Stored entries:
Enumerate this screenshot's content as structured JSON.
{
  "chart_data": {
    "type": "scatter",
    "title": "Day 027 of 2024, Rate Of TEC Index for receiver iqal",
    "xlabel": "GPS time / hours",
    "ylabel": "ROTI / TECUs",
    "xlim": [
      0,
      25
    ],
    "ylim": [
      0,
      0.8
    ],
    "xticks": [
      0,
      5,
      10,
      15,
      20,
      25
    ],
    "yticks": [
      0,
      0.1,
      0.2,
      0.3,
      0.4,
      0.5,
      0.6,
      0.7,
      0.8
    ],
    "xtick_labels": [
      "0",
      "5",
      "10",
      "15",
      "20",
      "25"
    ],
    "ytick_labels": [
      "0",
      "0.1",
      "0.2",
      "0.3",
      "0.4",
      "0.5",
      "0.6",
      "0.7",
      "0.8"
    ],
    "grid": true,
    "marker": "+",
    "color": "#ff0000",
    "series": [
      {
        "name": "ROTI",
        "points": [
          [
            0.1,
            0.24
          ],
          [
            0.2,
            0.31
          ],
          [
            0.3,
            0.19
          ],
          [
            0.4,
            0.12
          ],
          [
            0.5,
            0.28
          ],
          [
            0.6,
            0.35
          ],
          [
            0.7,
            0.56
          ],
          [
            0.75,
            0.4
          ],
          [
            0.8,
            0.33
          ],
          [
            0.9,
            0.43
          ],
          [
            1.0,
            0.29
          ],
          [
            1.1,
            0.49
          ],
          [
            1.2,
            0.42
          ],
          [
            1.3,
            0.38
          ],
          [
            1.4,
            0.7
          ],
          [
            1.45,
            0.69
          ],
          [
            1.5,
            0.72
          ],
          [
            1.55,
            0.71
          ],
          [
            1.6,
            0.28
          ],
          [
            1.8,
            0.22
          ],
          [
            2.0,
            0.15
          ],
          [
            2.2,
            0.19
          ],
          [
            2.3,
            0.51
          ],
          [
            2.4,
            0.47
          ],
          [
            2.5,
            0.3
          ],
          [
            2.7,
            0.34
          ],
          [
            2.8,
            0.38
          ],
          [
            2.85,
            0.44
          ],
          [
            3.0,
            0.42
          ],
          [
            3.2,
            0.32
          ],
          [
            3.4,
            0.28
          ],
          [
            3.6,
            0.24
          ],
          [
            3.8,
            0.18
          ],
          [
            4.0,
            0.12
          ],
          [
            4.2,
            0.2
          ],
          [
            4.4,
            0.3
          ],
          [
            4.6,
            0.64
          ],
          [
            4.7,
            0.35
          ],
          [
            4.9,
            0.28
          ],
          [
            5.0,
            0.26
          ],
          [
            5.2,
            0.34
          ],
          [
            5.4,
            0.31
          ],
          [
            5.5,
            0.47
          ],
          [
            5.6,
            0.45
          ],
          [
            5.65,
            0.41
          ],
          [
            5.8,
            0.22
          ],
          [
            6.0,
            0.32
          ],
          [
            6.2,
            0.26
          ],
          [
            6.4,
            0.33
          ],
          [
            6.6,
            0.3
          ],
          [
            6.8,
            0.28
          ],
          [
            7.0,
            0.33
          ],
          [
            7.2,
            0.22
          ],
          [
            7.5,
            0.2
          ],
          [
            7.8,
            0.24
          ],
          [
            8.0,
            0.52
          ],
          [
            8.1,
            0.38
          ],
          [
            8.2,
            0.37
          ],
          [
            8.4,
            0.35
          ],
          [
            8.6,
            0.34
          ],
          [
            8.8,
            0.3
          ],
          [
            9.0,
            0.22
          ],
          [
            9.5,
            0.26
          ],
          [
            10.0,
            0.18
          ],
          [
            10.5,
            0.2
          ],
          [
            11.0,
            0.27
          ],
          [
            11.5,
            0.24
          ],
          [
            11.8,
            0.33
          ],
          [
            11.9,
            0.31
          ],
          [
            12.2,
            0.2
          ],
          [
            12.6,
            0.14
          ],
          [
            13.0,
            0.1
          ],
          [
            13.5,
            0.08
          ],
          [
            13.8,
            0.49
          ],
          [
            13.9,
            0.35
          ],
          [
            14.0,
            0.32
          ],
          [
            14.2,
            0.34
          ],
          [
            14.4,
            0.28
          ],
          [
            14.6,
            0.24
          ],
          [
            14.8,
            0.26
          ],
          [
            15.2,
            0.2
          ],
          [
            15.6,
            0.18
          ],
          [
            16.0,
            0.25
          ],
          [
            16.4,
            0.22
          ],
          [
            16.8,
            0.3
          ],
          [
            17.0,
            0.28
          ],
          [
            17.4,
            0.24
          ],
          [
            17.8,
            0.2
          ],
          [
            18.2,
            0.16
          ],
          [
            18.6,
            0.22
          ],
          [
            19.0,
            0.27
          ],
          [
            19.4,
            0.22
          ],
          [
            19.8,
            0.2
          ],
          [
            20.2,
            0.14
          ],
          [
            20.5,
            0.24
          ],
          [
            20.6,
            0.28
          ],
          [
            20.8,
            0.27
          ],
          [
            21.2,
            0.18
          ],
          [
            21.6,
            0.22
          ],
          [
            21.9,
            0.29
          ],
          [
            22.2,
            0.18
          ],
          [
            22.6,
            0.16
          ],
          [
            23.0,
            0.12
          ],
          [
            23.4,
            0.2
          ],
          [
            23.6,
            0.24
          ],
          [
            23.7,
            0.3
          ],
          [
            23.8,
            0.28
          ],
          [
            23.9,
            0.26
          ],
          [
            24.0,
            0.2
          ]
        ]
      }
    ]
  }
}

* * *

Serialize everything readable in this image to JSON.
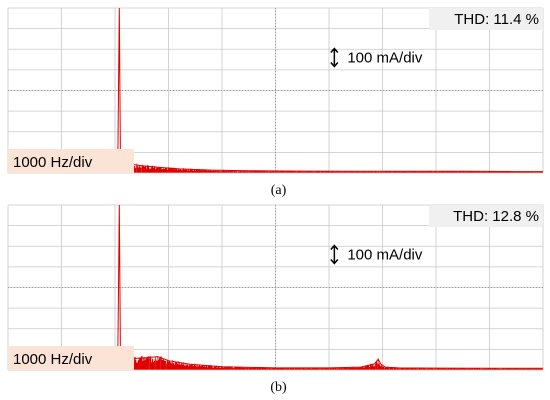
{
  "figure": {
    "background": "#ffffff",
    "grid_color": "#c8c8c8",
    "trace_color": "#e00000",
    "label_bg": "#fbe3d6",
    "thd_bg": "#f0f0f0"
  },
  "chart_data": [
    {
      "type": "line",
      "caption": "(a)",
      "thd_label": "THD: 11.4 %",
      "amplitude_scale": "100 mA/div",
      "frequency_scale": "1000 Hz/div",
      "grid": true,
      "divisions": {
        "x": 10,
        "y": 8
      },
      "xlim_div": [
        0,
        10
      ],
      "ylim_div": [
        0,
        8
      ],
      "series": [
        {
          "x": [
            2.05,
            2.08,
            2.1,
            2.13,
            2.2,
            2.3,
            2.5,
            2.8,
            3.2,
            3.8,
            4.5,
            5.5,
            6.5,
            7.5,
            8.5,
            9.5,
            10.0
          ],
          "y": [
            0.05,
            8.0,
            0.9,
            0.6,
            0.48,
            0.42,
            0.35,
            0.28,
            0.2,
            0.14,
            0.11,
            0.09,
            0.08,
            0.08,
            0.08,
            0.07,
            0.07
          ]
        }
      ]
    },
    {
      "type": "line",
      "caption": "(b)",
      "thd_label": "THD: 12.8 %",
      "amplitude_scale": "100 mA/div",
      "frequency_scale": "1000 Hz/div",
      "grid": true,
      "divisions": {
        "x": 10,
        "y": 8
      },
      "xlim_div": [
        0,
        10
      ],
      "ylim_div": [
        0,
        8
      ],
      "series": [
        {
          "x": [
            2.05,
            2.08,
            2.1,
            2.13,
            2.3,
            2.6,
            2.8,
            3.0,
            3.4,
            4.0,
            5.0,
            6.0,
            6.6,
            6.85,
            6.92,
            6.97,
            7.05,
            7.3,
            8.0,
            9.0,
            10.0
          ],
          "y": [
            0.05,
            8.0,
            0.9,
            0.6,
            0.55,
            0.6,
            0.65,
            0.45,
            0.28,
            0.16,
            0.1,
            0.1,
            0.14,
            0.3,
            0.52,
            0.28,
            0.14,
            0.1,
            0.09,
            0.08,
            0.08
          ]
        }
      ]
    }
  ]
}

--

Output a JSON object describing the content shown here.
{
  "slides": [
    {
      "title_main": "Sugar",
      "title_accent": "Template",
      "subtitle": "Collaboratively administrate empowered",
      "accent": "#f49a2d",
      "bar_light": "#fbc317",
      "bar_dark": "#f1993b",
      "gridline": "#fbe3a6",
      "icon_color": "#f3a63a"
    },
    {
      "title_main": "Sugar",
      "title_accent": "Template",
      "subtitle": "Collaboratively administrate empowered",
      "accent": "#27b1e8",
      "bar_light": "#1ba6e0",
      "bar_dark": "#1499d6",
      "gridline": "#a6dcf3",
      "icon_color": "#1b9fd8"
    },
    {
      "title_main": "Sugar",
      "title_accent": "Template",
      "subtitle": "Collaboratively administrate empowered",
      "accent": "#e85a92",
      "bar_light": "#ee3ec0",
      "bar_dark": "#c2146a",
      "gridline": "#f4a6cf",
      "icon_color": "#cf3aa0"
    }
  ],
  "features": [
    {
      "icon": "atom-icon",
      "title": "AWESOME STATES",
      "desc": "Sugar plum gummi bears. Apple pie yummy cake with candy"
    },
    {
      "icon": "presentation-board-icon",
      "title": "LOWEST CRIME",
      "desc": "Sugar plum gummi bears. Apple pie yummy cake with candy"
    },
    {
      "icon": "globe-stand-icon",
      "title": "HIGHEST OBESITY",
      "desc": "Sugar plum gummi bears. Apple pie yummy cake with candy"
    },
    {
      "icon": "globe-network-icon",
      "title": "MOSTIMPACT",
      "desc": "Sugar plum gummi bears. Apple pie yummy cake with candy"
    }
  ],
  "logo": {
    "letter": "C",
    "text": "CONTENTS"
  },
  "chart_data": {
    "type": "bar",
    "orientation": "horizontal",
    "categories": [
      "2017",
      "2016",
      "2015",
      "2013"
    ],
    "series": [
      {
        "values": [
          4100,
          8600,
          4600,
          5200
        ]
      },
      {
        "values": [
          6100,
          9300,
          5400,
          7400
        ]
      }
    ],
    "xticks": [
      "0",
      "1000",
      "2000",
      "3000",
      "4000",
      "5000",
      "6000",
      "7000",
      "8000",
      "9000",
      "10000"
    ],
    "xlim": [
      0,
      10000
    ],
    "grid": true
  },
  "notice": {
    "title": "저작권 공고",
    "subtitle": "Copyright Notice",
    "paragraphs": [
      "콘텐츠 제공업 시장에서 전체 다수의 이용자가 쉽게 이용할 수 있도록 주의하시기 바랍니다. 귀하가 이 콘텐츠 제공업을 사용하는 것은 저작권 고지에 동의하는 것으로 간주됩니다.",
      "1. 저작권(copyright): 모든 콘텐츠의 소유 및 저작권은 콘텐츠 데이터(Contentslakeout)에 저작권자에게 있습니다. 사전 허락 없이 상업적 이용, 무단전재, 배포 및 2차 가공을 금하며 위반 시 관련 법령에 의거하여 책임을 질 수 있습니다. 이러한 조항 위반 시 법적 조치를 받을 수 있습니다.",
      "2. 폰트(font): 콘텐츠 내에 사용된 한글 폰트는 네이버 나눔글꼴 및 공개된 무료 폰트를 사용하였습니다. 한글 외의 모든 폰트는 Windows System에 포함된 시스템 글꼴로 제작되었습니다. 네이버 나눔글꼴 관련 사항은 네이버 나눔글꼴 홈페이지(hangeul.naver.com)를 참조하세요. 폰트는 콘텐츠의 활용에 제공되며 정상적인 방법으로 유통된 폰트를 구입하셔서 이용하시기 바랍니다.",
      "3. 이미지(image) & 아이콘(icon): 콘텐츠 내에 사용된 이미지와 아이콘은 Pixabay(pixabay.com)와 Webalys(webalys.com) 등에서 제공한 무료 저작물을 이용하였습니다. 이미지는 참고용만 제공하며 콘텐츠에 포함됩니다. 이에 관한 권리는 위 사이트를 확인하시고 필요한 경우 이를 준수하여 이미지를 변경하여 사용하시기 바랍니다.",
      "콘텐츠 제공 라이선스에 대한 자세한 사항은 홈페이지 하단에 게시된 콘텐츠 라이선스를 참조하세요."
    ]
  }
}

## Problem details
Going through the data above, count the lines where the string "참조하세요" appears, and answer with only that number.

## Task response
2